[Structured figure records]
** Start **

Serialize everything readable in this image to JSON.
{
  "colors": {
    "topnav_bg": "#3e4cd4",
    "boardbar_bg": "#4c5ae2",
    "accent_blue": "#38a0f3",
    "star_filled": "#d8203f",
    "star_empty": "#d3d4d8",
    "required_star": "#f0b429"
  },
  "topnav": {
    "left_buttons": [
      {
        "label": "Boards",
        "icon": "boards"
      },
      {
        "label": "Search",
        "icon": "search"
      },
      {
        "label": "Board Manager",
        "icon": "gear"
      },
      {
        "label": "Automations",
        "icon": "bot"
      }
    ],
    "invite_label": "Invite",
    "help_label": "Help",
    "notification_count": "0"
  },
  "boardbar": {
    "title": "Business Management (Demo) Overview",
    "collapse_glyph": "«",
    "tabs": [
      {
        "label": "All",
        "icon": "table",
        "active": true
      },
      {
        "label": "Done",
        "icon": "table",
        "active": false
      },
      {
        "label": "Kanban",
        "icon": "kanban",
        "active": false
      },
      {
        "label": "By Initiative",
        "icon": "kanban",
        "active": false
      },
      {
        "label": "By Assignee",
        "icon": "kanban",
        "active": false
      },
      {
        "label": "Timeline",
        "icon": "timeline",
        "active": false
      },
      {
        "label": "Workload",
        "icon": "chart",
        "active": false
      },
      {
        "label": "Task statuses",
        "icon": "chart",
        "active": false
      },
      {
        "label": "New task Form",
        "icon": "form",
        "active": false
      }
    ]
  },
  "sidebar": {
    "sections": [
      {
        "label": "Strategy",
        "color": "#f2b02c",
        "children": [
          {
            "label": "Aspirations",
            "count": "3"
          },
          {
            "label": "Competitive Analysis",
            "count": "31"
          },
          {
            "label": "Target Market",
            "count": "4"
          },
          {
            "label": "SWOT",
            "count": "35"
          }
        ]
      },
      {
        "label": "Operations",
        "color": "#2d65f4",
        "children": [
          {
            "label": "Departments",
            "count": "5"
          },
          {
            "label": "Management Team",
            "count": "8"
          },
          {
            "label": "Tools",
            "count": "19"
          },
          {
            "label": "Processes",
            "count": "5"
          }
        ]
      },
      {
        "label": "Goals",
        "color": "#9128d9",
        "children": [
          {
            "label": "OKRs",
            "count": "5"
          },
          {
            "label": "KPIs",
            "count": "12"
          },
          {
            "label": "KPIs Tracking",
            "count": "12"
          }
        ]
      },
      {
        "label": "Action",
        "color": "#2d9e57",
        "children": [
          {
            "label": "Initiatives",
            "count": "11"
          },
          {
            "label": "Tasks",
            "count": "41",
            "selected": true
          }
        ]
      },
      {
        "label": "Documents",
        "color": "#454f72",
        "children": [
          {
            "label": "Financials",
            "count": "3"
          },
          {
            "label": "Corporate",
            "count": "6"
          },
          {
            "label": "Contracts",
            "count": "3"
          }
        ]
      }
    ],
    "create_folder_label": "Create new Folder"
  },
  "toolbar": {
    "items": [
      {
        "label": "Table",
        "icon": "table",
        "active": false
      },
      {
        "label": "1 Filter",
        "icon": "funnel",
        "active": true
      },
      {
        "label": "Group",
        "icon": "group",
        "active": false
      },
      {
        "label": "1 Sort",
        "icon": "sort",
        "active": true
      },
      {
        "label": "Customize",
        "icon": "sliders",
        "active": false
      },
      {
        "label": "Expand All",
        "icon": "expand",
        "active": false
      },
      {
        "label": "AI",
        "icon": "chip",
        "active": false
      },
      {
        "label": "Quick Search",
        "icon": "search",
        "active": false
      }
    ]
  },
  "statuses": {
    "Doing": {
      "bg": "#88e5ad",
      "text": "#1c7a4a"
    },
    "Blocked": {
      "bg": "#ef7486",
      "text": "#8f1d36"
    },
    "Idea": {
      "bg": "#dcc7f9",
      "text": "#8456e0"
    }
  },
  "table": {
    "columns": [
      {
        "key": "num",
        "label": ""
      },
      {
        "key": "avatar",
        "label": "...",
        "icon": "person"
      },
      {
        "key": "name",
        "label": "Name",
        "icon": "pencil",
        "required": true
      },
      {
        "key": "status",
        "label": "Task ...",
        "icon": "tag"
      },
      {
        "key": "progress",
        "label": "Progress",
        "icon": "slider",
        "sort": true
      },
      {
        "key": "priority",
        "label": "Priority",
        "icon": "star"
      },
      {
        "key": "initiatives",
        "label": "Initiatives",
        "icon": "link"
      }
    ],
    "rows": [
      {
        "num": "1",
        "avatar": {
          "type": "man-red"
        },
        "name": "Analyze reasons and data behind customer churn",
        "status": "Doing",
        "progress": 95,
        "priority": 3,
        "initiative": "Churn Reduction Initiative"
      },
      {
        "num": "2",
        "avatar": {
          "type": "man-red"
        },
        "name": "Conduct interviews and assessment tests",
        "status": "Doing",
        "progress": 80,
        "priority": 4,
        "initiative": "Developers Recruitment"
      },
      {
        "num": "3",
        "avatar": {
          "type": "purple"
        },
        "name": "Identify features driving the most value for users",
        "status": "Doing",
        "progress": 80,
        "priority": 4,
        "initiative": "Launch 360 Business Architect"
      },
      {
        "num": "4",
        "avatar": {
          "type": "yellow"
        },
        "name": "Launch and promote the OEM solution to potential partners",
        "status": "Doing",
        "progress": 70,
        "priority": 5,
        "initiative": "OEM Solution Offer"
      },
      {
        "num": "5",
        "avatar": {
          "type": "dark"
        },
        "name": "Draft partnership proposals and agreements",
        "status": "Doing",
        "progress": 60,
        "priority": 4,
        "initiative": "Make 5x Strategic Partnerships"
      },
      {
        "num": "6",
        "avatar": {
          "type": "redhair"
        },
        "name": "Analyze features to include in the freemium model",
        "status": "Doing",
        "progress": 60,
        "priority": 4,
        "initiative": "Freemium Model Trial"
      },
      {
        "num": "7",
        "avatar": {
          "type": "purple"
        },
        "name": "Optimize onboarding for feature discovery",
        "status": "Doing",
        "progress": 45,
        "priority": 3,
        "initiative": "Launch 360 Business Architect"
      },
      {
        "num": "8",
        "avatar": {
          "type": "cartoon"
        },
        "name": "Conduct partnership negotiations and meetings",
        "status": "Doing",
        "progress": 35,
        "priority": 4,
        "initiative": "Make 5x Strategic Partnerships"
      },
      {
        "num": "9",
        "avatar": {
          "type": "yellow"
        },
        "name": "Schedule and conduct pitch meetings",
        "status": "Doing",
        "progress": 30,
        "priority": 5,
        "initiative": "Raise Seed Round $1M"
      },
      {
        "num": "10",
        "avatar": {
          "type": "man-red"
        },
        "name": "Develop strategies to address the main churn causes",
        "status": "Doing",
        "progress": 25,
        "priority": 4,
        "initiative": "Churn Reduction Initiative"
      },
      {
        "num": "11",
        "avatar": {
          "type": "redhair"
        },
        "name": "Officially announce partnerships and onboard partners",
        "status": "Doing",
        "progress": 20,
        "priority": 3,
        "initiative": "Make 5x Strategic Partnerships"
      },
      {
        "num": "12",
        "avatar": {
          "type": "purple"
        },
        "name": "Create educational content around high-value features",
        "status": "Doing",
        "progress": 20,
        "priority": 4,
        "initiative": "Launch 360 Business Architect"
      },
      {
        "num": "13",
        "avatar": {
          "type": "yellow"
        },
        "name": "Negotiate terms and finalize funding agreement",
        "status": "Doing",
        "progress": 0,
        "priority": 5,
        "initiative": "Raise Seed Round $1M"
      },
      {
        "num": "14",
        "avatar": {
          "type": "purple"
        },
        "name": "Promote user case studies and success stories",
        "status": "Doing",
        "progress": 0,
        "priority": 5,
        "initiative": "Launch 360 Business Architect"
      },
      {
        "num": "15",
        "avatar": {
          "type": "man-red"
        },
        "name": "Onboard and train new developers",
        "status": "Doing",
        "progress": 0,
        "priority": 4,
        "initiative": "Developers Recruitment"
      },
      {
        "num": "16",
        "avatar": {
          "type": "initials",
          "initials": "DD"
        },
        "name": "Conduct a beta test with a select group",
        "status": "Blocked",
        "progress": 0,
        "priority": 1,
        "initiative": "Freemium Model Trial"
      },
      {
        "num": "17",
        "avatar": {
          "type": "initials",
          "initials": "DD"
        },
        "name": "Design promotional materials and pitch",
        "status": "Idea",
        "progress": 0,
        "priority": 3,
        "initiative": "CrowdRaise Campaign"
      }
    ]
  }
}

** End **

**Required task**
Look through the material and copy each line that has "pitch".

**Written answer**
        "name": "Schedule and conduct pitch meetings",
        "name": "Design promotional materials and pitch",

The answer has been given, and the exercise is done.